• What to produce: Select all lines with the string "pugnam" in them, and copy those lines.

• Given data:
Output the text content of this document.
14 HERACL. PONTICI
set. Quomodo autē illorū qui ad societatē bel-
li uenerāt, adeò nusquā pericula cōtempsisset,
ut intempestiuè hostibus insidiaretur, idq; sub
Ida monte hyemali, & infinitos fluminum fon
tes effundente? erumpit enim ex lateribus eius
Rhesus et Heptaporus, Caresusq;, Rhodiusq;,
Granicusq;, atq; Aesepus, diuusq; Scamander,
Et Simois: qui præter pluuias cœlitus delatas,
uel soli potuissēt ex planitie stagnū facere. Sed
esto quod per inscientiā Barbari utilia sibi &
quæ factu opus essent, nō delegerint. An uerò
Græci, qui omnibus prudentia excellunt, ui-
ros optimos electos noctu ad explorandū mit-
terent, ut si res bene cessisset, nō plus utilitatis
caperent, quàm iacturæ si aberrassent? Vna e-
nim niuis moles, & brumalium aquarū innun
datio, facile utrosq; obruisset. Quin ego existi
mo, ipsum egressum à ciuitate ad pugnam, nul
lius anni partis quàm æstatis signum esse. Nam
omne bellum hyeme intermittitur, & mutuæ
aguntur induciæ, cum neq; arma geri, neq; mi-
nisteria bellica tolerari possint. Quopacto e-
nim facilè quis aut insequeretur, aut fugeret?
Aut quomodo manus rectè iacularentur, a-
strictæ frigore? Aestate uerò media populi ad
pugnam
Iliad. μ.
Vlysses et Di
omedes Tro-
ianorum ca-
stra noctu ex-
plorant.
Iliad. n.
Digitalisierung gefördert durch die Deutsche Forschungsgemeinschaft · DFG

• Result for this exercise:
mo, ipsum egressum à ciuitate ad pugnam, nul
pugnam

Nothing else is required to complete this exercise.